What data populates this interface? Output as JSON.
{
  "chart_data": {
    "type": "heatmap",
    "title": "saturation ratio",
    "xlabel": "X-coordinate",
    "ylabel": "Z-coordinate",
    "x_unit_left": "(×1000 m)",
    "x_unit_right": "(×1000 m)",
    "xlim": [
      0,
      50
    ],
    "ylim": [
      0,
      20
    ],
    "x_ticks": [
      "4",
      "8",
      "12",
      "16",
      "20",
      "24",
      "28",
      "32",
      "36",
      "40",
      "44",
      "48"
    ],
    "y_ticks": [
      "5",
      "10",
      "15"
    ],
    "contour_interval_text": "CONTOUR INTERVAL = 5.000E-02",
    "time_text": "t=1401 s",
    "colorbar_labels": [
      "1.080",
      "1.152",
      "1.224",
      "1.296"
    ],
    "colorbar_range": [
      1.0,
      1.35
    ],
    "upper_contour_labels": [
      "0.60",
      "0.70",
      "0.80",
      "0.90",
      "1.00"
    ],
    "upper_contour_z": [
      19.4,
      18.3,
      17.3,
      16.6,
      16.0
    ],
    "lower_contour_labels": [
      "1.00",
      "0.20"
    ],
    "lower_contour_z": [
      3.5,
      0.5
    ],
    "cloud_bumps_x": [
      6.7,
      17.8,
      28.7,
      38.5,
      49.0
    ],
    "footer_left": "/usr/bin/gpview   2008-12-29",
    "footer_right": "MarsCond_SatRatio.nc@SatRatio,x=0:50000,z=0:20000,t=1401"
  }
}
------------------------------------------------
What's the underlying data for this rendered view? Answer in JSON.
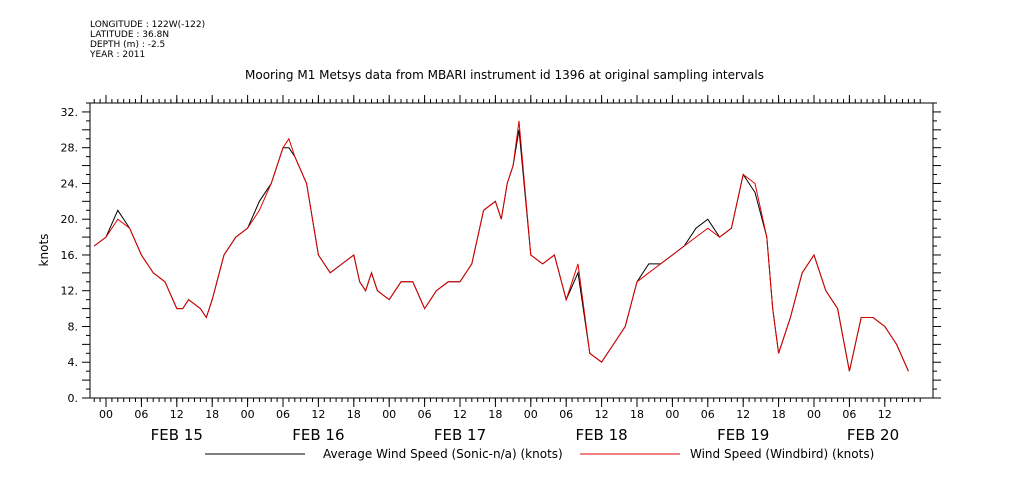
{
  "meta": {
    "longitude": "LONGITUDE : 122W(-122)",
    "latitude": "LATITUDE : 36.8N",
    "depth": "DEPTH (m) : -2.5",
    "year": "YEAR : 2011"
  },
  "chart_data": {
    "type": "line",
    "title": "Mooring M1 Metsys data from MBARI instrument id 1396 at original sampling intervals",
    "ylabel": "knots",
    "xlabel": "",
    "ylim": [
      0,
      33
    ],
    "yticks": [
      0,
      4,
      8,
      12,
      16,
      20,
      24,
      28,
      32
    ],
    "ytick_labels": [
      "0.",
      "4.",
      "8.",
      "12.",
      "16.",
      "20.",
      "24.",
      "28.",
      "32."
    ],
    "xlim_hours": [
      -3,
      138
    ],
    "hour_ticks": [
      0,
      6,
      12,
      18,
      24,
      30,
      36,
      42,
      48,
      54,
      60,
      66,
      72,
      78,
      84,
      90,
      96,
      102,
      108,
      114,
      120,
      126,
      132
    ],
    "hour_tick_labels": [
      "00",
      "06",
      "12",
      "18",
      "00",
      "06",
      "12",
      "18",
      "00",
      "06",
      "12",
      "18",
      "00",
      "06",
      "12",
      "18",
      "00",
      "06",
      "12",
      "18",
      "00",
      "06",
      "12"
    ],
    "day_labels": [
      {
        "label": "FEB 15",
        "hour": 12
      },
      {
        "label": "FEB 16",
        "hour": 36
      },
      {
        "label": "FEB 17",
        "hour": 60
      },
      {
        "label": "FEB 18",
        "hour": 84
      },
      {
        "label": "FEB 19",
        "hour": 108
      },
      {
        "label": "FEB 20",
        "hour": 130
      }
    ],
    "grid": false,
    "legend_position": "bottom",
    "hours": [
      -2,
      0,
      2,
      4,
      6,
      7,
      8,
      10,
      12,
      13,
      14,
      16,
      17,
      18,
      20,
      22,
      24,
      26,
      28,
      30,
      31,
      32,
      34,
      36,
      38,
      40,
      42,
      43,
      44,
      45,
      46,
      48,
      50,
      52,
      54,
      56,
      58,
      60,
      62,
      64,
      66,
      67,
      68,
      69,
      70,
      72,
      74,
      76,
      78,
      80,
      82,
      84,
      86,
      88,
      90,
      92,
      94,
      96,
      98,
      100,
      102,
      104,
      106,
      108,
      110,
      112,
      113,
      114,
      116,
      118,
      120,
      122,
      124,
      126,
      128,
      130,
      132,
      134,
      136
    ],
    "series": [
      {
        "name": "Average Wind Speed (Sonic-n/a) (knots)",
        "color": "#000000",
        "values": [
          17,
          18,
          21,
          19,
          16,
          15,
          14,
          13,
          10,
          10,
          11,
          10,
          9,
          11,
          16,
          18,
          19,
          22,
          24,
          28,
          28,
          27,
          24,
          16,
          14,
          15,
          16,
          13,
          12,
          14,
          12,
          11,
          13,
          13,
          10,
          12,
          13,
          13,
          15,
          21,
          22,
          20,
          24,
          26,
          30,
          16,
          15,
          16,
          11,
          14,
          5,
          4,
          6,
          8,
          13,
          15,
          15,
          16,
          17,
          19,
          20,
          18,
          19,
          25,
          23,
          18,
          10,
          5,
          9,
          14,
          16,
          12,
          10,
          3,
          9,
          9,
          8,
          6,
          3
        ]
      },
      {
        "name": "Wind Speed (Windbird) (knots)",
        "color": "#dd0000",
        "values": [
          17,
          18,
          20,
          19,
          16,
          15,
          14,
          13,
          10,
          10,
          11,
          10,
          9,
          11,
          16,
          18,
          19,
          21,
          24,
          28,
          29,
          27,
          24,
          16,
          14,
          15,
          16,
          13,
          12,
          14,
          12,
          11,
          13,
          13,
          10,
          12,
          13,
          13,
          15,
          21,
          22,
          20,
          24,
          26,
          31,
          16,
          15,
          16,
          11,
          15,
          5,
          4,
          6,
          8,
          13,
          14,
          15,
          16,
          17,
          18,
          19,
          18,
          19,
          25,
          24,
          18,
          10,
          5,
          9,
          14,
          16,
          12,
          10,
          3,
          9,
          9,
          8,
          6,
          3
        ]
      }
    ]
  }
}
------------------------------------------------
[What you should do] Report only how many lines in the records contain the word "JSON".

[Output for this task] 2